## EXERCISE REQUIREMENTS
Extract each line containing the string "就是胶原蛋白流失的过程".

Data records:
------

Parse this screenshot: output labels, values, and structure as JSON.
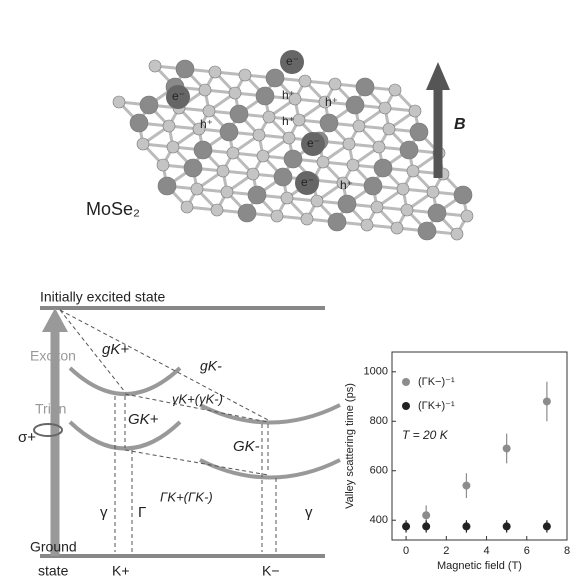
{
  "illustration": {
    "material": "MoSe₂",
    "electron": "e⁻",
    "hole": "h⁺",
    "field": "B"
  },
  "diagram": {
    "top_state": "Initially excited state",
    "exciton": "Exciton",
    "trion": "Trion",
    "polarization": "σ+",
    "g_kplus": "gK+",
    "g_kminus": "gK-",
    "gamma_k": "γK+(γK-)",
    "G_kplus": "GK+",
    "G_kminus": "GK-",
    "Gamma_k": "ΓK+(ΓK-)",
    "gamma_left": "γ",
    "Gamma_left": "Γ",
    "gamma_right": "γ",
    "ground_1": "Ground",
    "ground_2": "state",
    "valley_plus": "K+",
    "valley_minus": "K−"
  },
  "chart_data": {
    "type": "scatter",
    "annotation": "T = 20 K",
    "x_label": "Magnetic field (T)",
    "y_label": "Valley scattering time (ps)",
    "xlim": [
      -0.7,
      8
    ],
    "xticks": [
      0,
      2,
      4,
      6,
      8
    ],
    "ylim": [
      320,
      1080
    ],
    "yticks": [
      400,
      600,
      800,
      1000
    ],
    "legend": "upper left",
    "series": [
      {
        "name": "(ΓK−)⁻¹",
        "color": "#8c8c8c",
        "x": [
          1,
          3,
          5,
          7
        ],
        "values": [
          420,
          540,
          690,
          880
        ],
        "errors": [
          40,
          50,
          60,
          80
        ]
      },
      {
        "name": "(ΓK+)⁻¹",
        "color": "#222222",
        "x": [
          0,
          1,
          3,
          5,
          7
        ],
        "values": [
          375,
          375,
          375,
          375,
          375
        ],
        "errors": [
          25,
          25,
          25,
          25,
          25
        ]
      }
    ]
  }
}
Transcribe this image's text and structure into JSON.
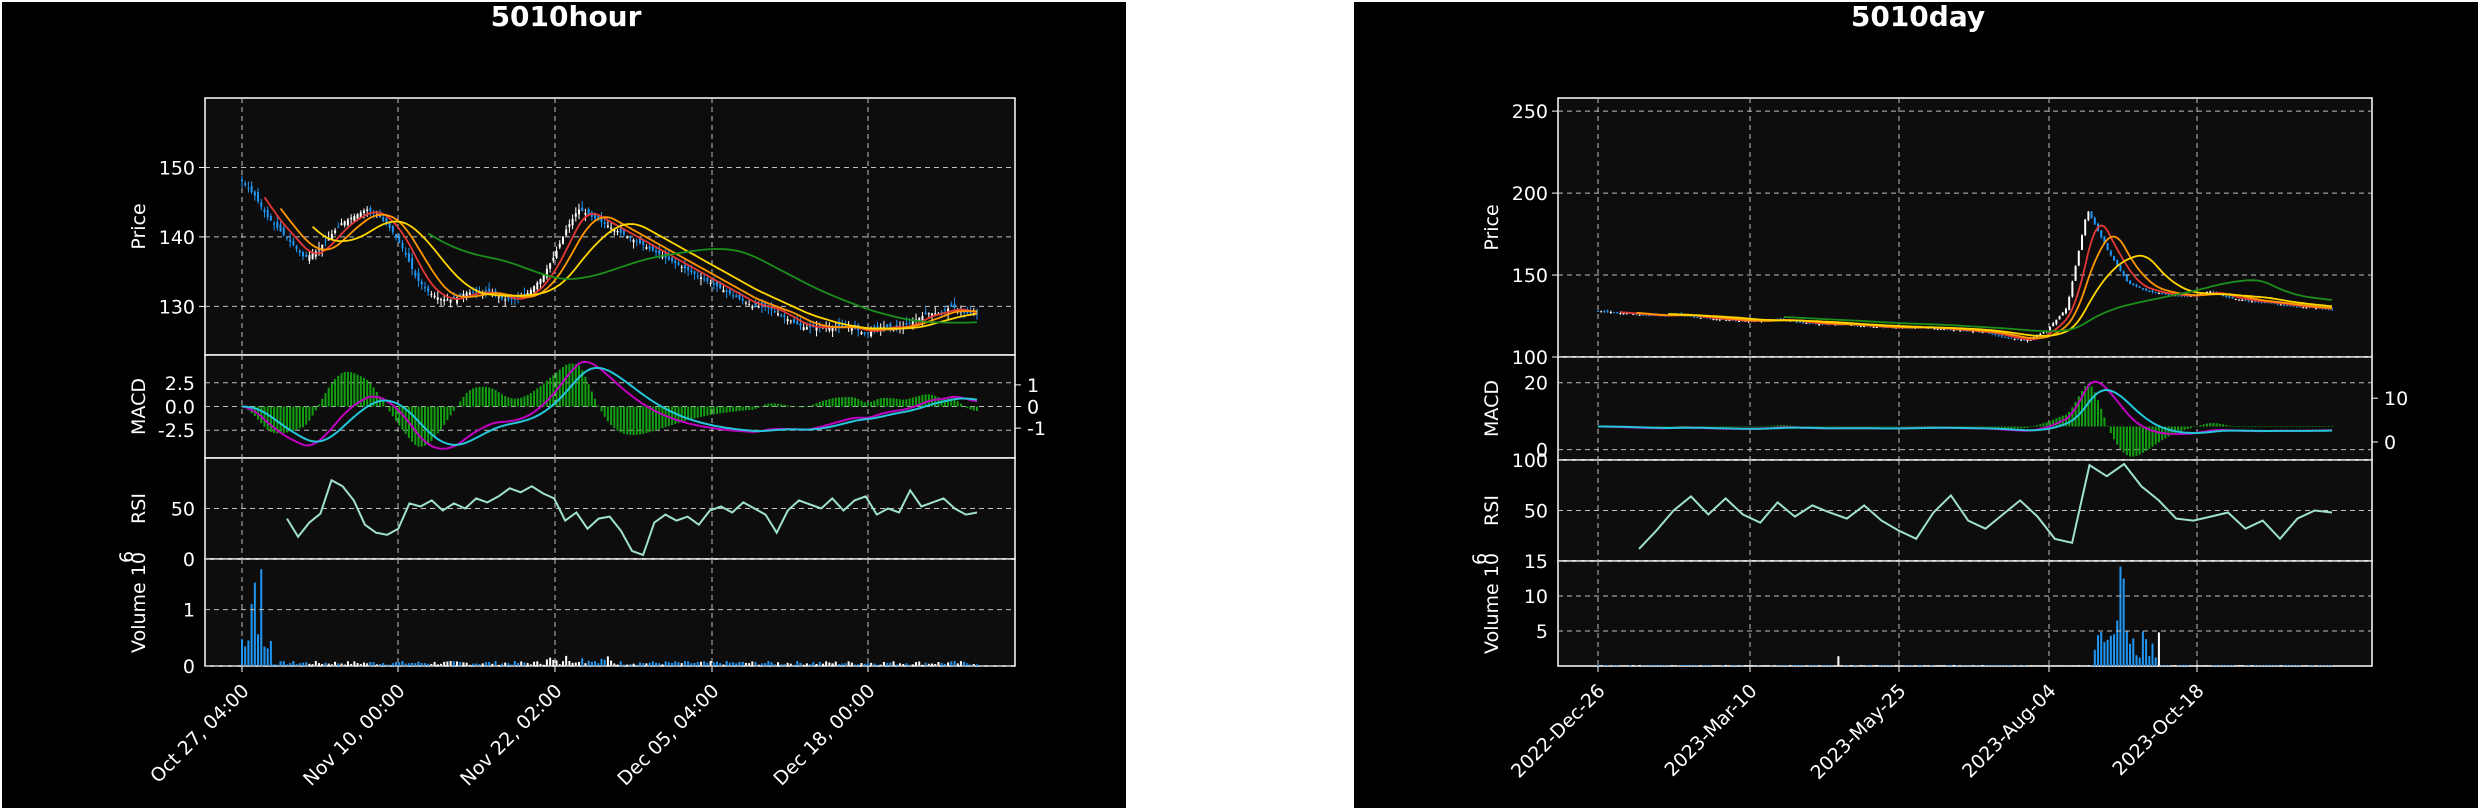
{
  "colors": {
    "background": "#000000",
    "plot_bg": "#0d0d0d",
    "grid": "#bfbfbf",
    "up": "#ffffff",
    "down": "#2196f3",
    "ma_red": "#e53935",
    "ma_orange": "#ff9800",
    "ma_yellow": "#ffd600",
    "ma_green": "#1b8f1b",
    "macd_line": "#c000c0",
    "signal_line": "#26c6da",
    "hist": "#12a012",
    "rsi": "#9fe0d0"
  },
  "chart_data": [
    {
      "type": "candlestick",
      "title": "5010hour",
      "x_tick_labels": [
        "Oct 27, 04:00",
        "Nov 10, 00:00",
        "Nov 22, 02:00",
        "Dec 05, 04:00",
        "Dec 18, 00:00"
      ],
      "price": {
        "ylabel": "Price",
        "ylim": [
          123,
          160
        ],
        "yticks": [
          "130",
          "140",
          "150"
        ],
        "close_approx": [
          148,
          146,
          143,
          141,
          139,
          137,
          138,
          140,
          142,
          143,
          144,
          143,
          141,
          138,
          134,
          132,
          131,
          131,
          132,
          132,
          132,
          131,
          131,
          132,
          134,
          137,
          141,
          144,
          143,
          142,
          141,
          140,
          139,
          138,
          137,
          136,
          135,
          134,
          133,
          132,
          131,
          130,
          130,
          129,
          128,
          127,
          127,
          127,
          127,
          127,
          126,
          127,
          127,
          127,
          128,
          129,
          129,
          130,
          129,
          129
        ]
      },
      "macd": {
        "ylabel": "MACD",
        "yticks": [
          "-2.5",
          "0.0",
          "2.5"
        ],
        "right_yticks": [
          "-1",
          "0",
          "1"
        ]
      },
      "rsi": {
        "ylabel": "RSI",
        "ylim": [
          0,
          100
        ],
        "yticks": [
          "0",
          "50"
        ],
        "values_approx": [
          40,
          22,
          36,
          45,
          78,
          72,
          58,
          34,
          26,
          24,
          30,
          55,
          52,
          58,
          48,
          55,
          50,
          60,
          56,
          62,
          70,
          66,
          72,
          65,
          60,
          38,
          46,
          30,
          40,
          42,
          28,
          8,
          4,
          36,
          44,
          38,
          42,
          34,
          48,
          52,
          46,
          56,
          50,
          44,
          26,
          48,
          58,
          54,
          50,
          60,
          48,
          58,
          62,
          44,
          50,
          46,
          68,
          52,
          56,
          60,
          50,
          44,
          46
        ]
      },
      "volume": {
        "ylabel": "Volume",
        "exponent": "6",
        "ylim": [
          0,
          1.9
        ],
        "yticks": [
          "0",
          "1"
        ]
      }
    },
    {
      "type": "candlestick",
      "title": "5010day",
      "x_tick_labels": [
        "2022-Dec-26",
        "2023-Mar-10",
        "2023-May-25",
        "2023-Aug-04",
        "2023-Oct-18"
      ],
      "price": {
        "ylabel": "Price",
        "ylim": [
          100,
          258
        ],
        "yticks": [
          "100",
          "150",
          "200",
          "250"
        ],
        "close_approx": [
          128,
          127,
          126,
          125,
          126,
          124,
          123,
          122,
          122,
          123,
          121,
          120,
          120,
          119,
          118,
          118,
          118,
          117,
          116,
          115,
          112,
          110,
          116,
          130,
          190,
          165,
          145,
          140,
          138,
          137,
          140,
          136,
          134,
          133,
          131,
          130,
          129
        ]
      },
      "macd": {
        "ylabel": "MACD",
        "yticks": [
          "0",
          "20"
        ],
        "right_yticks": [
          "0",
          "10"
        ]
      },
      "rsi": {
        "ylabel": "RSI",
        "ylim": [
          0,
          100
        ],
        "yticks": [
          "50",
          "100"
        ],
        "values_approx": [
          12,
          30,
          50,
          64,
          46,
          62,
          46,
          38,
          58,
          44,
          55,
          48,
          42,
          55,
          40,
          30,
          22,
          48,
          65,
          40,
          32,
          46,
          60,
          44,
          22,
          18,
          95,
          84,
          96,
          74,
          60,
          42,
          40,
          44,
          48,
          32,
          40,
          22,
          42,
          50,
          48
        ]
      },
      "volume": {
        "ylabel": "Volume",
        "exponent": "6",
        "ylim": [
          0,
          15
        ],
        "yticks": [
          "5",
          "10",
          "15"
        ]
      }
    }
  ]
}
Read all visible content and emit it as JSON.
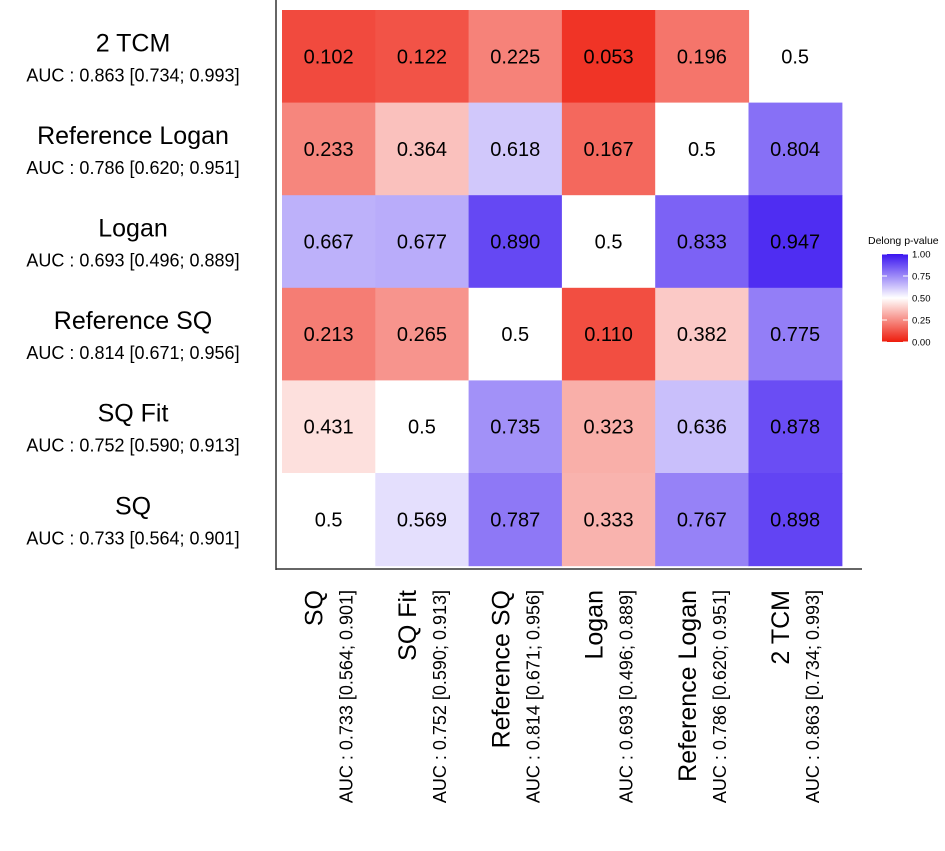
{
  "chart_data": {
    "type": "heatmap",
    "title": "",
    "xlabel": "",
    "ylabel": "",
    "models": [
      {
        "name": "SQ",
        "auc": "AUC : 0.733 [0.564; 0.901]"
      },
      {
        "name": "SQ Fit",
        "auc": "AUC : 0.752 [0.590; 0.913]"
      },
      {
        "name": "Reference SQ",
        "auc": "AUC : 0.814 [0.671; 0.956]"
      },
      {
        "name": "Logan",
        "auc": "AUC : 0.693 [0.496; 0.889]"
      },
      {
        "name": "Reference Logan",
        "auc": "AUC : 0.786 [0.620; 0.951]"
      },
      {
        "name": "2 TCM",
        "auc": "AUC : 0.863 [0.734; 0.993]"
      }
    ],
    "x_order": [
      "SQ",
      "SQ Fit",
      "Reference SQ",
      "Logan",
      "Reference Logan",
      "2 TCM"
    ],
    "y_order_top_to_bottom": [
      "2 TCM",
      "Reference Logan",
      "Logan",
      "Reference SQ",
      "SQ Fit",
      "SQ"
    ],
    "rows": [
      {
        "row": "2 TCM",
        "values": [
          0.102,
          0.122,
          0.225,
          0.053,
          0.196,
          0.5
        ],
        "labels": [
          "0.102",
          "0.122",
          "0.225",
          "0.053",
          "0.196",
          "0.5"
        ]
      },
      {
        "row": "Reference Logan",
        "values": [
          0.233,
          0.364,
          0.618,
          0.167,
          0.5,
          0.804
        ],
        "labels": [
          "0.233",
          "0.364",
          "0.618",
          "0.167",
          "0.5",
          "0.804"
        ]
      },
      {
        "row": "Logan",
        "values": [
          0.667,
          0.677,
          0.89,
          0.5,
          0.833,
          0.947
        ],
        "labels": [
          "0.667",
          "0.677",
          "0.890",
          "0.5",
          "0.833",
          "0.947"
        ]
      },
      {
        "row": "Reference SQ",
        "values": [
          0.213,
          0.265,
          0.5,
          0.11,
          0.382,
          0.775
        ],
        "labels": [
          "0.213",
          "0.265",
          "0.5",
          "0.110",
          "0.382",
          "0.775"
        ]
      },
      {
        "row": "SQ Fit",
        "values": [
          0.431,
          0.5,
          0.735,
          0.323,
          0.636,
          0.878
        ],
        "labels": [
          "0.431",
          "0.5",
          "0.735",
          "0.323",
          "0.636",
          "0.878"
        ]
      },
      {
        "row": "SQ",
        "values": [
          0.5,
          0.569,
          0.787,
          0.333,
          0.767,
          0.898
        ],
        "labels": [
          "0.5",
          "0.569",
          "0.787",
          "0.333",
          "0.767",
          "0.898"
        ]
      }
    ],
    "no_fill_cells": [
      [
        0,
        5
      ]
    ],
    "color_scale": {
      "low": "#ee1c0c",
      "mid": "#ffffff",
      "high": "#3a14f0",
      "midpoint": 0.5,
      "limits": [
        0,
        1
      ]
    },
    "legend": {
      "title": "Delong p-value",
      "ticks": [
        "0.00",
        "0.25",
        "0.50",
        "0.75",
        "1.00"
      ],
      "position": "right"
    }
  }
}
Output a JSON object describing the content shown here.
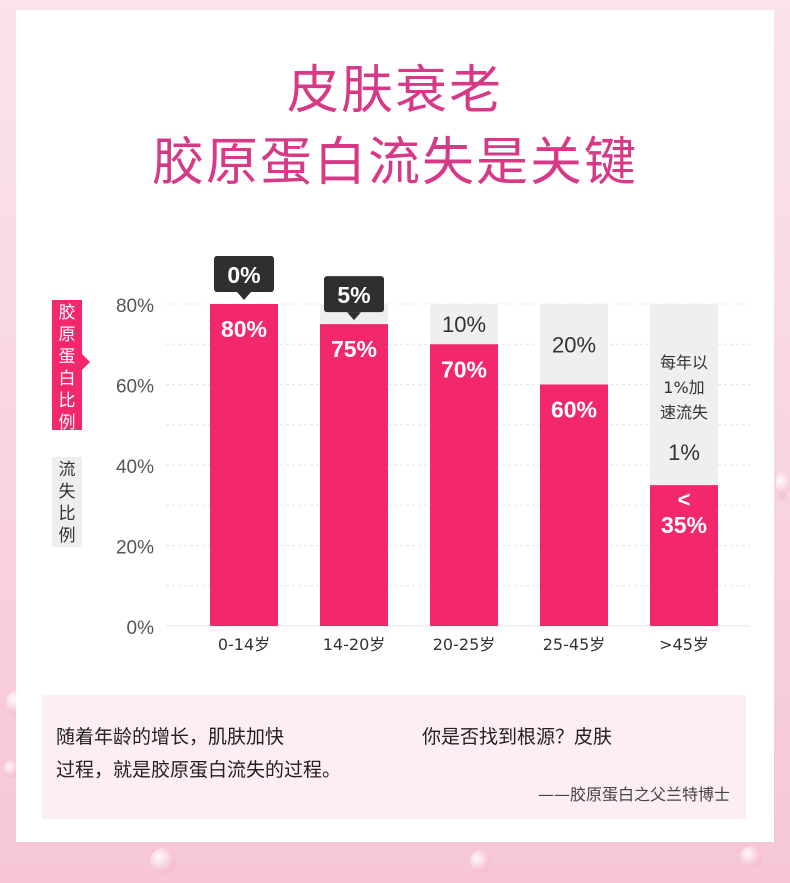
{
  "title": {
    "line1": "皮肤衰老",
    "line2": "胶原蛋白流失是关键"
  },
  "legend": {
    "primary_label": "胶原蛋白比例",
    "secondary_label": "流失比例",
    "primary_color": "#f2286a",
    "secondary_color": "#eeeeee"
  },
  "chart_data": {
    "type": "bar",
    "categories": [
      "0-14岁",
      "14-20岁",
      "20-25岁",
      "25-45岁",
      ">45岁"
    ],
    "series": [
      {
        "name": "胶原蛋白比例",
        "values": [
          80,
          75,
          70,
          60,
          35
        ],
        "labels": [
          "80%",
          "75%",
          "70%",
          "60%",
          "35%"
        ]
      },
      {
        "name": "流失比例",
        "values": [
          0,
          5,
          10,
          20,
          1
        ],
        "labels": [
          "0%",
          "5%",
          "10%",
          "20%",
          "1%"
        ]
      }
    ],
    "y_ticks": [
      "0%",
      "20%",
      "40%",
      "60%",
      "80%"
    ],
    "ylim": [
      0,
      80
    ],
    "y_max_background": 80,
    "last_bar_prefix": "<",
    "last_bar_note": "每年以1%加速流失",
    "grid": true
  },
  "quote": {
    "left_text": "随着年龄的增长，肌肤加快过程，就是胶原蛋白流失的过程。",
    "left_line1": "随着年龄的增长，肌肤加快",
    "left_line2": "过程，就是胶原蛋白流失的过程。",
    "right_text": "你是否找到根源？皮肤",
    "attribution": "——胶原蛋白之父兰特博士"
  }
}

------

## ANSWER TO THE TASK
    "left_text": "随着年龄的增长，肌肤加快过程，就是胶原蛋白流失的过程。",
    "left_line2": "过程，就是胶原蛋白流失的过程。",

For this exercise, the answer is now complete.